:: WHAT YOU NEED TO DO ::
Collect all lines from the listing that include the string "Output".

::: TASK INPUT

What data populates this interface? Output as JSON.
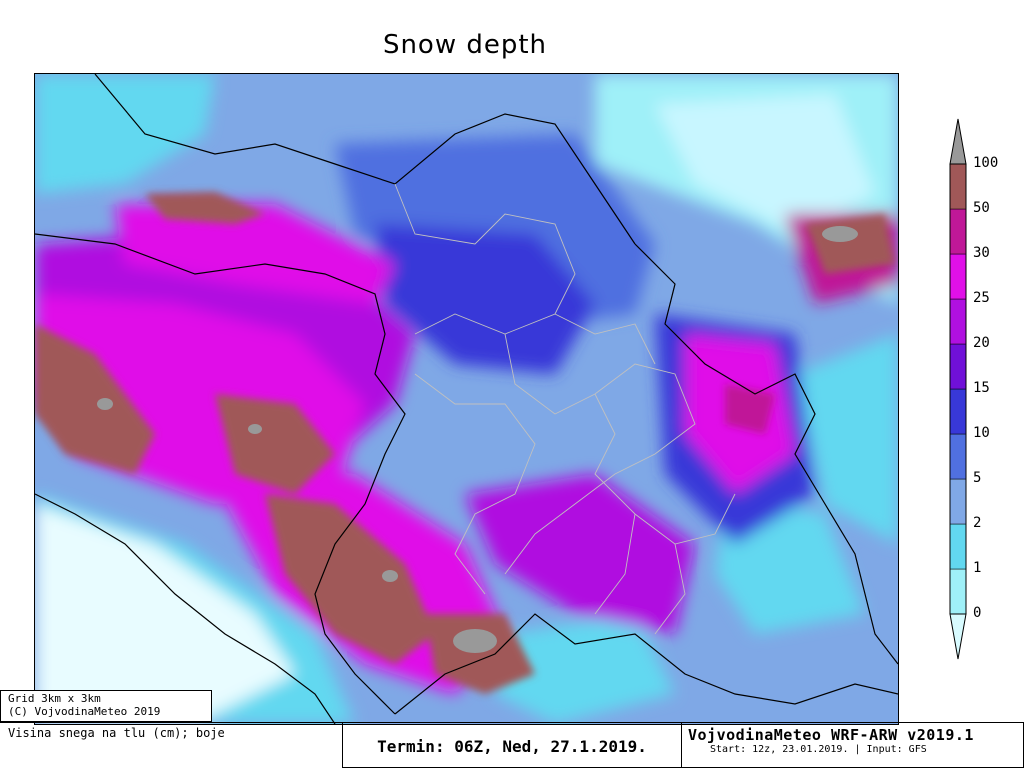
{
  "chart_data": {
    "type": "heatmap",
    "title": "Snow depth",
    "colorbar": {
      "ticks": [
        "0",
        "1",
        "2",
        "5",
        "10",
        "15",
        "20",
        "25",
        "30",
        "50",
        "100"
      ],
      "colors": [
        "#d8fbff",
        "#9ff0f8",
        "#62d8f0",
        "#80a8e6",
        "#5070e0",
        "#3838d8",
        "#7010d8",
        "#b010e0",
        "#e010e8",
        "#c01898",
        "#a05858",
        "#999999"
      ]
    }
  },
  "info": {
    "grid_line1": "Grid 3km x 3km",
    "grid_line2": "(C) VojvodinaMeteo 2019",
    "variable": "Visina snega na tlu (cm); boje",
    "termin": "Termin: 06Z, Ned, 27.1.2019.",
    "brand": "VojvodinaMeteo WRF-ARW v2019.1",
    "start_info": "Start: 12z, 23.01.2019. | Input: GFS"
  }
}
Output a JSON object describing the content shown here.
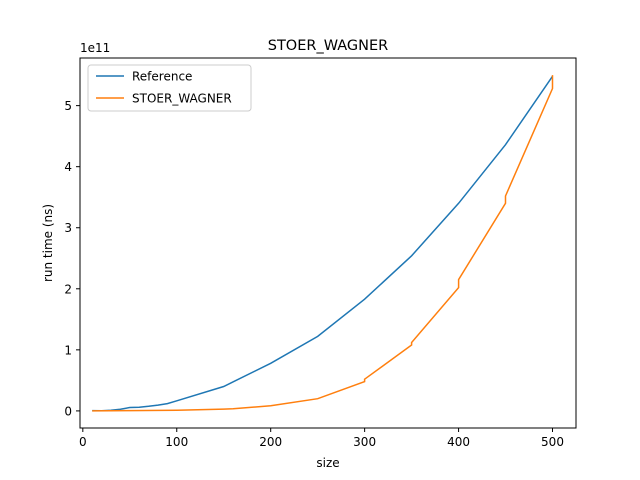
{
  "chart_data": {
    "type": "line",
    "title": "STOER_WAGNER",
    "xlabel": "size",
    "ylabel": "run time (ns)",
    "y_offset_label": "1e11",
    "xlim": [
      -3,
      525
    ],
    "ylim": [
      -0.28,
      5.78
    ],
    "x_ticks": [
      0,
      100,
      200,
      300,
      400,
      500
    ],
    "x_tick_labels": [
      "0",
      "100",
      "200",
      "300",
      "400",
      "500"
    ],
    "y_ticks": [
      0,
      1,
      2,
      3,
      4,
      5
    ],
    "y_tick_labels": [
      "0",
      "1",
      "2",
      "3",
      "4",
      "5"
    ],
    "grid": false,
    "legend_position": "top-left",
    "series": [
      {
        "name": "Reference",
        "color": "#1f77b4",
        "x": [
          10,
          20,
          30,
          40,
          50,
          60,
          70,
          80,
          90,
          100,
          150,
          200,
          250,
          300,
          350,
          400,
          450,
          500
        ],
        "y": [
          0.0044,
          0.0035,
          0.012,
          0.028,
          0.055,
          0.06,
          0.075,
          0.095,
          0.12,
          0.165,
          0.4,
          0.78,
          1.22,
          1.83,
          2.54,
          3.4,
          4.36,
          5.48
        ]
      },
      {
        "name": "STOER_WAGNER",
        "color": "#ff7f0e",
        "x": [
          10,
          50,
          100,
          150,
          160,
          200,
          250,
          300,
          300,
          350,
          350,
          400,
          400,
          450,
          450,
          500,
          500
        ],
        "y": [
          0.0,
          0.005,
          0.012,
          0.03,
          0.035,
          0.085,
          0.2,
          0.48,
          0.52,
          1.08,
          1.12,
          2.02,
          2.15,
          3.4,
          3.52,
          5.28,
          5.5
        ]
      }
    ]
  }
}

::::::

:: ANSWER FOR THE TASK ::
What data populates this interface? Output as JSON.
Output a JSON object describing the content shown here.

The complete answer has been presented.